-- Stated goal --
Please copy out every one of the following rows word for word, leaving each line unchanged.

-- Data shown --
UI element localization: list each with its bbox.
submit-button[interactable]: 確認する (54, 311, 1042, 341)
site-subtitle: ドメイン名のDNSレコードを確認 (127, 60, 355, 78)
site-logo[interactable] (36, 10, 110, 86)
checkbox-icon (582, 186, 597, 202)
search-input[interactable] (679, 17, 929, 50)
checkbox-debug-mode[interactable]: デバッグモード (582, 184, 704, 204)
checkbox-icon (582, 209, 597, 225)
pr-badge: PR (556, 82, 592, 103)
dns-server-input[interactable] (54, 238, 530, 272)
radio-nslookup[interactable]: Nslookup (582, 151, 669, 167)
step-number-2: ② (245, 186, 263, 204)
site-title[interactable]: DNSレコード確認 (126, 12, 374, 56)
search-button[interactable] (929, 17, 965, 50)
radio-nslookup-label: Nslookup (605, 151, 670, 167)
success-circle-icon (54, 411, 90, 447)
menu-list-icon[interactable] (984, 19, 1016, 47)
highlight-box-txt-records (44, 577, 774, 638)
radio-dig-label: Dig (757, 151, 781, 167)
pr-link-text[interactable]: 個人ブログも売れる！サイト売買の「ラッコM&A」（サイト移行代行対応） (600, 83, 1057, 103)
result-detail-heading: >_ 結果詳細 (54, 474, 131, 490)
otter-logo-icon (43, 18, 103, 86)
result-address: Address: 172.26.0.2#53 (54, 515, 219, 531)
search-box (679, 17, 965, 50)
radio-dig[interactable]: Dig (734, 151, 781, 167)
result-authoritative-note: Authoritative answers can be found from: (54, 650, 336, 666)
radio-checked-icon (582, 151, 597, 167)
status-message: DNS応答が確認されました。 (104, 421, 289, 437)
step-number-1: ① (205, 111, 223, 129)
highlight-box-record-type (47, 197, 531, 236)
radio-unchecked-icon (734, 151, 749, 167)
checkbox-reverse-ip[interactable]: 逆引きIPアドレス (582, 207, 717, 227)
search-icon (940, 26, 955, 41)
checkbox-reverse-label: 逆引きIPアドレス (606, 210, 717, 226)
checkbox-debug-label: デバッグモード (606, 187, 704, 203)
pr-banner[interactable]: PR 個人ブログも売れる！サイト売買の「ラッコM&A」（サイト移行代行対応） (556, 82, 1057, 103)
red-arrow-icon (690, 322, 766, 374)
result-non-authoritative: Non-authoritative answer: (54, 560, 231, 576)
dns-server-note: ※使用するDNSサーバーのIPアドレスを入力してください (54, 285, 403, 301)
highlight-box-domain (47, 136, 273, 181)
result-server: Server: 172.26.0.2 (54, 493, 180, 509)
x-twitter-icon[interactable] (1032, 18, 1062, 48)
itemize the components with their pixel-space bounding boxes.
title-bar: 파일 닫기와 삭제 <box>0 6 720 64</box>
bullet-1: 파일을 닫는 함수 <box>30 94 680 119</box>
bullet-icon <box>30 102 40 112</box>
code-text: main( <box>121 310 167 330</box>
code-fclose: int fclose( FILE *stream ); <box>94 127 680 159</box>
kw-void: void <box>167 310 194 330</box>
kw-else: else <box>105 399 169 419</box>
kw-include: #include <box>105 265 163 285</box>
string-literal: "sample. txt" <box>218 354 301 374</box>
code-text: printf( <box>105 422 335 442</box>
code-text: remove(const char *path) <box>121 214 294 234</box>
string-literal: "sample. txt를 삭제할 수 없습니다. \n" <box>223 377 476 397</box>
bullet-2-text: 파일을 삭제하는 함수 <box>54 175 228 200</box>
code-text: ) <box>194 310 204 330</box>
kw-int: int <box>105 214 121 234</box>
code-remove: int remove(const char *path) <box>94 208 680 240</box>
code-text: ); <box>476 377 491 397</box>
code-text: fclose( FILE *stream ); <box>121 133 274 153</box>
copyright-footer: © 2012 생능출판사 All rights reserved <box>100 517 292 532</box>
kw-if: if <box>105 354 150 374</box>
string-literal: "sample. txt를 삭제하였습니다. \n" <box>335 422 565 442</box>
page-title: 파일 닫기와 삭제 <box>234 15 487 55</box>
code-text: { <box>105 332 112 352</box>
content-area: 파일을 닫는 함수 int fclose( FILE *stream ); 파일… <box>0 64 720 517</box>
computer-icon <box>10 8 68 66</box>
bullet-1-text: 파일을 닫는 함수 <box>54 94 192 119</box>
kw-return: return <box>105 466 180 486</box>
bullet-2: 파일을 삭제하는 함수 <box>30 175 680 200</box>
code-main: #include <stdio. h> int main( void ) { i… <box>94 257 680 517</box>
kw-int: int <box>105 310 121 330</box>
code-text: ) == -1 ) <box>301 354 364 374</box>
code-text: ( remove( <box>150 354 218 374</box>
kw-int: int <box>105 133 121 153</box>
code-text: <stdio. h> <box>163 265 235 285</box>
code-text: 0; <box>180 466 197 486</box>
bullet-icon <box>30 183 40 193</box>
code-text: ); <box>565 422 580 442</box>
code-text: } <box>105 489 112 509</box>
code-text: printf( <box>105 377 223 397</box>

-- Task output --
UI element localization: list each with its bbox.
submit-button[interactable]: 確認する (54, 311, 1042, 341)
site-subtitle: ドメイン名のDNSレコードを確認 (127, 60, 355, 78)
site-logo[interactable] (36, 10, 110, 86)
checkbox-icon (582, 186, 597, 202)
search-input[interactable] (679, 17, 929, 50)
checkbox-debug-mode[interactable]: デバッグモード (582, 184, 704, 204)
checkbox-icon (582, 209, 597, 225)
pr-badge: PR (556, 82, 592, 103)
dns-server-input[interactable] (54, 238, 530, 272)
radio-nslookup[interactable]: Nslookup (582, 151, 669, 167)
step-number-2: ② (245, 186, 263, 204)
site-title[interactable]: DNSレコード確認 (126, 12, 374, 56)
search-button[interactable] (929, 17, 965, 50)
radio-nslookup-label: Nslookup (605, 151, 670, 167)
success-circle-icon (54, 411, 90, 447)
menu-list-icon[interactable] (984, 19, 1016, 47)
highlight-box-txt-records (44, 577, 774, 638)
radio-dig-label: Dig (757, 151, 781, 167)
pr-link-text[interactable]: 個人ブログも売れる！サイト売買の「ラッコM&A」（サイト移行代行対応） (600, 83, 1057, 103)
result-detail-heading: >_ 結果詳細 (54, 474, 131, 490)
otter-logo-icon (43, 18, 103, 86)
result-address: Address: 172.26.0.2#53 (54, 515, 219, 531)
search-box (679, 17, 965, 50)
radio-dig[interactable]: Dig (734, 151, 781, 167)
result-authoritative-note: Authoritative answers can be found from: (54, 650, 336, 666)
radio-checked-icon (582, 151, 597, 167)
status-message: DNS応答が確認されました。 (104, 421, 289, 437)
step-number-1: ① (205, 111, 223, 129)
highlight-box-record-type (47, 197, 531, 236)
radio-unchecked-icon (734, 151, 749, 167)
checkbox-reverse-ip[interactable]: 逆引きIPアドレス (582, 207, 717, 227)
search-icon (940, 26, 955, 41)
checkbox-reverse-label: 逆引きIPアドレス (606, 210, 717, 226)
checkbox-debug-label: デバッグモード (606, 187, 704, 203)
pr-banner[interactable]: PR 個人ブログも売れる！サイト売買の「ラッコM&A」（サイト移行代行対応） (556, 82, 1057, 103)
red-arrow-icon (690, 322, 766, 374)
result-non-authoritative: Non-authoritative answer: (54, 560, 231, 576)
dns-server-note: ※使用するDNSサーバーのIPアドレスを入力してください (54, 285, 403, 301)
highlight-box-domain (47, 136, 273, 181)
result-server: Server: 172.26.0.2 (54, 493, 180, 509)
x-twitter-icon[interactable] (1032, 18, 1062, 48)
itemize the components with their pixel-space bounding boxes.
title-bar: 파일 닫기와 삭제 <box>0 6 720 64</box>
bullet-1: 파일을 닫는 함수 <box>30 94 680 119</box>
bullet-icon <box>30 102 40 112</box>
code-text: main( <box>121 310 167 330</box>
code-fclose: int fclose( FILE *stream ); <box>94 127 680 159</box>
kw-void: void <box>167 310 194 330</box>
kw-else: else <box>105 399 169 419</box>
kw-include: #include <box>105 265 163 285</box>
string-literal: "sample. txt" <box>218 354 301 374</box>
code-text: printf( <box>105 422 335 442</box>
code-text: remove(const char *path) <box>121 214 294 234</box>
string-literal: "sample. txt를 삭제할 수 없습니다. \n" <box>223 377 476 397</box>
bullet-2-text: 파일을 삭제하는 함수 <box>54 175 228 200</box>
code-text: ) <box>194 310 204 330</box>
kw-int: int <box>105 214 121 234</box>
code-remove: int remove(const char *path) <box>94 208 680 240</box>
code-text: ); <box>476 377 491 397</box>
code-text: fclose( FILE *stream ); <box>121 133 274 153</box>
copyright-footer: © 2012 생능출판사 All rights reserved <box>100 517 292 532</box>
kw-if: if <box>105 354 150 374</box>
string-literal: "sample. txt를 삭제하였습니다. \n" <box>335 422 565 442</box>
page-title: 파일 닫기와 삭제 <box>234 15 487 55</box>
code-text: { <box>105 332 112 352</box>
content-area: 파일을 닫는 함수 int fclose( FILE *stream ); 파일… <box>0 64 720 517</box>
computer-icon <box>10 8 68 66</box>
bullet-1-text: 파일을 닫는 함수 <box>54 94 192 119</box>
kw-return: return <box>105 466 180 486</box>
bullet-2: 파일을 삭제하는 함수 <box>30 175 680 200</box>
code-main: #include <stdio. h> int main( void ) { i… <box>94 257 680 517</box>
kw-int: int <box>105 310 121 330</box>
code-text: ) == -1 ) <box>301 354 364 374</box>
code-text: ( remove( <box>150 354 218 374</box>
kw-int: int <box>105 133 121 153</box>
code-text: <stdio. h> <box>163 265 235 285</box>
code-text: 0; <box>180 466 197 486</box>
bullet-icon <box>30 183 40 193</box>
code-text: ); <box>565 422 580 442</box>
code-text: } <box>105 489 112 509</box>
code-text: printf( <box>105 377 223 397</box>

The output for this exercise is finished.